Direction: Without including any pictures, copy each entry below exactly.

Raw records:
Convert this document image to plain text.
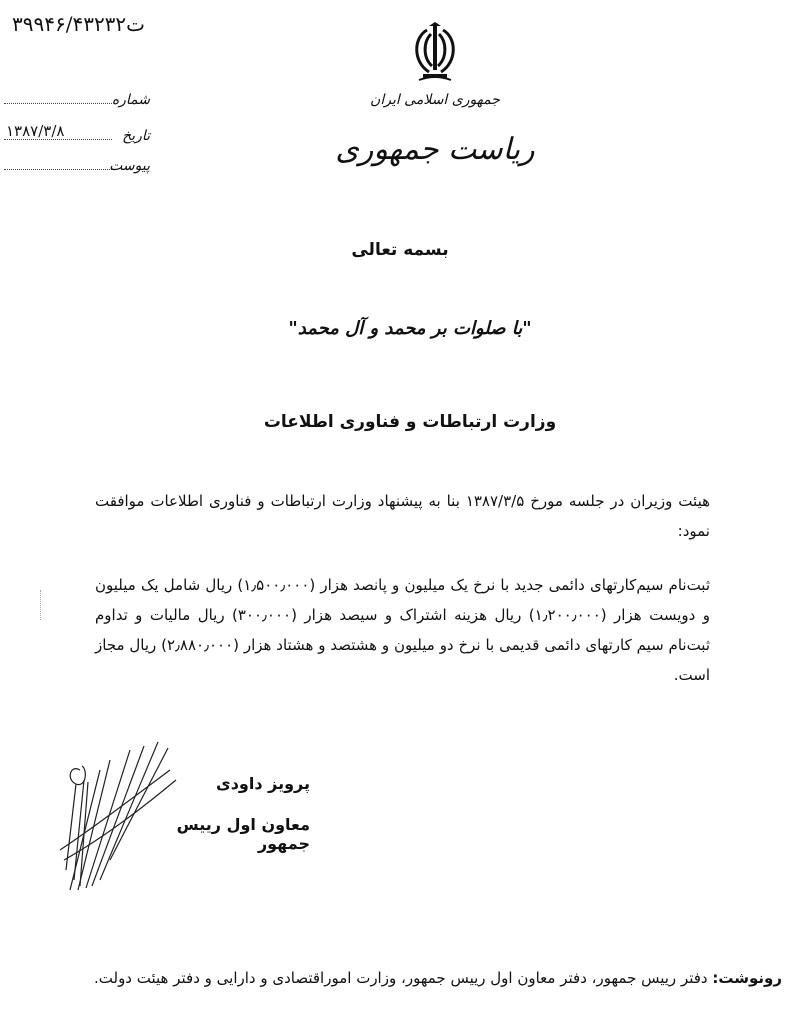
۳۹۹۴۶/ت۴۳۲۳۲
شماره
تاریخ
۱۳۸۷/۳/۸
پیوست
جمهوری اسلامی ایران
ریاست جمهوری
بسمه تعالی
"با صلوات بر محمد و آل محمد"
وزارت ارتباطات و فناوری اطلاعات
هیئت وزیران در جلسه مورخ ۱۳۸۷/۳/۵ بنا به پیشنهاد وزارت ارتباطات و فناوری اطلاعات موافقت نمود:
ثبت‌نام سیم‌کارتهای دائمی جدید با نرخ یک میلیون و پانصد هزار (۱٫۵۰۰٫۰۰۰) ریال شامل یک میلیون و دویست هزار (۱٫۲۰۰٫۰۰۰) ریال هزینه اشتراک و سیصد هزار (۳۰۰٫۰۰۰) ریال مالیات و تداوم ثبت‌نام سیم کارتهای دائمی قدیمی با نرخ دو میلیون و هشتصد و هشتاد هزار (۲٫۸۸۰٫۰۰۰) ریال مجاز است.
پرویز داودی
معاون اول رییس جمهور
رونوشت: دفتر رییس جمهور، دفتر معاون اول رییس جمهور، وزارت اموراقتصادی و دارایی و دفتر هیئت دولت.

Exercise result:
Convert this document image to plain text.
۳۹۹۴۶/ت۴۳۲۳۲
شماره
تاریخ
۱۳۸۷/۳/۸
پیوست
جمهوری اسلامی ایران
ریاست جمهوری
بسمه تعالی
"با صلوات بر محمد و آل محمد"
وزارت ارتباطات و فناوری اطلاعات
هیئت وزیران در جلسه مورخ ۱۳۸۷/۳/۵ بنا به پیشنهاد وزارت ارتباطات و فناوری اطلاعات موافقت نمود:
ثبت‌نام سیم‌کارتهای دائمی جدید با نرخ یک میلیون و پانصد هزار (۱٫۵۰۰٫۰۰۰) ریال شامل یک میلیون و دویست هزار (۱٫۲۰۰٫۰۰۰) ریال هزینه اشتراک و سیصد هزار (۳۰۰٫۰۰۰) ریال مالیات و تداوم ثبت‌نام سیم کارتهای دائمی قدیمی با نرخ دو میلیون و هشتصد و هشتاد هزار (۲٫۸۸۰٫۰۰۰) ریال مجاز است.
پرویز داودی
معاون اول رییس جمهور
رونوشت: دفتر رییس جمهور، دفتر معاون اول رییس جمهور، وزارت اموراقتصادی و دارایی و دفتر هیئت دولت.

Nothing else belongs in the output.